Problem A.
Decide whether each statement agrees with the California Housing dataset description. Answer yes or no for each, and quote the exact words of the description that decide it.
(i) The dataset was built from the 1990 California census data.
(ii) The dataset holds one record per individual household.
(iii) A census block group typically has more than 5,000 people.
Problem B. Quote everything from "https://csvbase.com/mdfarragher/California-Housing" down to "California census data." in the California Housing dataset description.
── Text segment ──
The California Housing Dataset
This real-world housing dataset from Google contains census data from housing blocks across the state of California.
https://csvbase.com/mdfarragher/California-Housing
17,000
Details
In machine learning circles, the California Housing dataset is a bit of a classic. It’s the dataset used in the second chapter of Aurélien Géron’s excellent machine learning book Hands-On Machine learning with Scikit-Learn and TensorFlow.
The dataset serves as an excellent introduction to building machine learning apps because it requires rudimentary data cleaning, has an easily understandable list of variables and has the perfect size for fast training and experimentation. it was compiled by Pace, R. Kelley and Ronald Barry for their 1997 paper titled Sparse Spatial Autoregressions. They built it using the 1990 California census data.
The dataset contains one record per census block group, with a census block group being the smallest geographical unit for which the U.S. Census Bureau publishes sample data. A census block group typically has a population of around 600 to 3,000 people.
───
── Dataset entries ──
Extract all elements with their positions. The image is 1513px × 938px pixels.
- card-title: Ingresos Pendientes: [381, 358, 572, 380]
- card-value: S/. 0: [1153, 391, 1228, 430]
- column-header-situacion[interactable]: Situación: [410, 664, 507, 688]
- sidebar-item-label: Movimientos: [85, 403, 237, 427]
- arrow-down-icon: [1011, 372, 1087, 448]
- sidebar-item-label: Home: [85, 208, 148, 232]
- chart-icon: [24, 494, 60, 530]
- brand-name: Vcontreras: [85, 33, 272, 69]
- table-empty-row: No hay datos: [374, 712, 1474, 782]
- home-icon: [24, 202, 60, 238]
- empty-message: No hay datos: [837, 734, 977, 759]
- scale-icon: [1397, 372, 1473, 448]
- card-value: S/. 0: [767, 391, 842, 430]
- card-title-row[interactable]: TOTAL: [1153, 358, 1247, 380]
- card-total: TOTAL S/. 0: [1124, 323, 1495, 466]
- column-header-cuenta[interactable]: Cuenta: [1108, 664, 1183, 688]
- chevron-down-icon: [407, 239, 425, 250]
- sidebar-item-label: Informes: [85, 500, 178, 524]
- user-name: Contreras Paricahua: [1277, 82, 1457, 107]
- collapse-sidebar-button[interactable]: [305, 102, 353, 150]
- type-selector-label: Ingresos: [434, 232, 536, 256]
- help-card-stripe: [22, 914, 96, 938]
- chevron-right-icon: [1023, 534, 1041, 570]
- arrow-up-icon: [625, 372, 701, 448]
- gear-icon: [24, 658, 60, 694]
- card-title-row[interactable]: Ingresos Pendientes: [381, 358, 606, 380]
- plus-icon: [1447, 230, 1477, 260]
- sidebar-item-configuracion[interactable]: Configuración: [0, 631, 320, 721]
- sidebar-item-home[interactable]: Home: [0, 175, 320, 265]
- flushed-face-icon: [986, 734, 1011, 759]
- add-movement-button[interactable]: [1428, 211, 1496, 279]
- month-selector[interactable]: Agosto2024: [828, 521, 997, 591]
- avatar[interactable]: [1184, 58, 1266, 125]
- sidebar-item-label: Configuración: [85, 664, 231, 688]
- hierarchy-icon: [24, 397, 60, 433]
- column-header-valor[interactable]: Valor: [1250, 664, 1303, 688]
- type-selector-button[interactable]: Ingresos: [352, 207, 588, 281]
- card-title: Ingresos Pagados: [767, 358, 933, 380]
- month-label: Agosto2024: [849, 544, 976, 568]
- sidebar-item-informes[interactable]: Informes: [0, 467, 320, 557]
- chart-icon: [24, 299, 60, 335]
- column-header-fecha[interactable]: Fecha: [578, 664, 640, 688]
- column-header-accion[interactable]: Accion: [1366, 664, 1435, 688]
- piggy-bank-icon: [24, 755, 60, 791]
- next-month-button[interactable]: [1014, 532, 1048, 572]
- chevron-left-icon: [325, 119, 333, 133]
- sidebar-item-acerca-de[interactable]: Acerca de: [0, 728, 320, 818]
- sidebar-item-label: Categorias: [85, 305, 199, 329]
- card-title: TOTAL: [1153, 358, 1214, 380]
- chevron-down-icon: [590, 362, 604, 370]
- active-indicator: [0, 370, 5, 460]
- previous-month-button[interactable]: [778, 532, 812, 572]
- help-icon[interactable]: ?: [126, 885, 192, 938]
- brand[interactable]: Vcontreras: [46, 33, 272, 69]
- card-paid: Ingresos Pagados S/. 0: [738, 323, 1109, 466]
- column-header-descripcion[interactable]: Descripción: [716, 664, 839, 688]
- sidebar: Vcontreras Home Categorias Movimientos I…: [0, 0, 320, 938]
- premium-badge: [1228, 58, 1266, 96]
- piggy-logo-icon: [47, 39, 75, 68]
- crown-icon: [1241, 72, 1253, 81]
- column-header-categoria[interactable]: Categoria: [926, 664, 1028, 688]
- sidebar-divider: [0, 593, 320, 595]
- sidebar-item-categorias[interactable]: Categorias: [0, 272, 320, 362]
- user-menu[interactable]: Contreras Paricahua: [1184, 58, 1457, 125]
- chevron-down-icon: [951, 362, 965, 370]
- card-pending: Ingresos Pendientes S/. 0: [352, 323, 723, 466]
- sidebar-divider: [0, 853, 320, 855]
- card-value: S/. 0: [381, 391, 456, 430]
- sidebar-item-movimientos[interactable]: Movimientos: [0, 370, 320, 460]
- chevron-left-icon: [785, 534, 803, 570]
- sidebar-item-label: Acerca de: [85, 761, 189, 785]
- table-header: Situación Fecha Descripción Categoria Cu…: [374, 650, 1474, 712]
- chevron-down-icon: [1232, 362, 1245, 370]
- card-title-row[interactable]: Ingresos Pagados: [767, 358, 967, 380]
───
Exercise result A.
(i) Yes: "They built it using the 1990 California census data."
(ii) No: "The dataset contains one record per census block group"
(iii) No: "A census block group typically has a population of around 600 to 3,000 people."

Exercise result B.
https://csvbase.com/mdfarragher/California-Housing
17,000
Details
In machine learning circles, the California Housing dataset is a bit of a classic. It’s the dataset used in the second chapter of Aurélien Géron’s excellent machine learning book Hands-On Machine learning with Scikit-Learn and TensorFlow.
The dataset serves as an excellent introduction to building machine learning apps because it requires rudimentary data cleaning, has an easily understandable list of variables and has the perfect size for fast training and experimentation. it was compiled by Pace, R. Kelley and Ronald Barry for their 1997 paper titled Sparse Spatial Autoregressions. They built it using the 1990 California census data.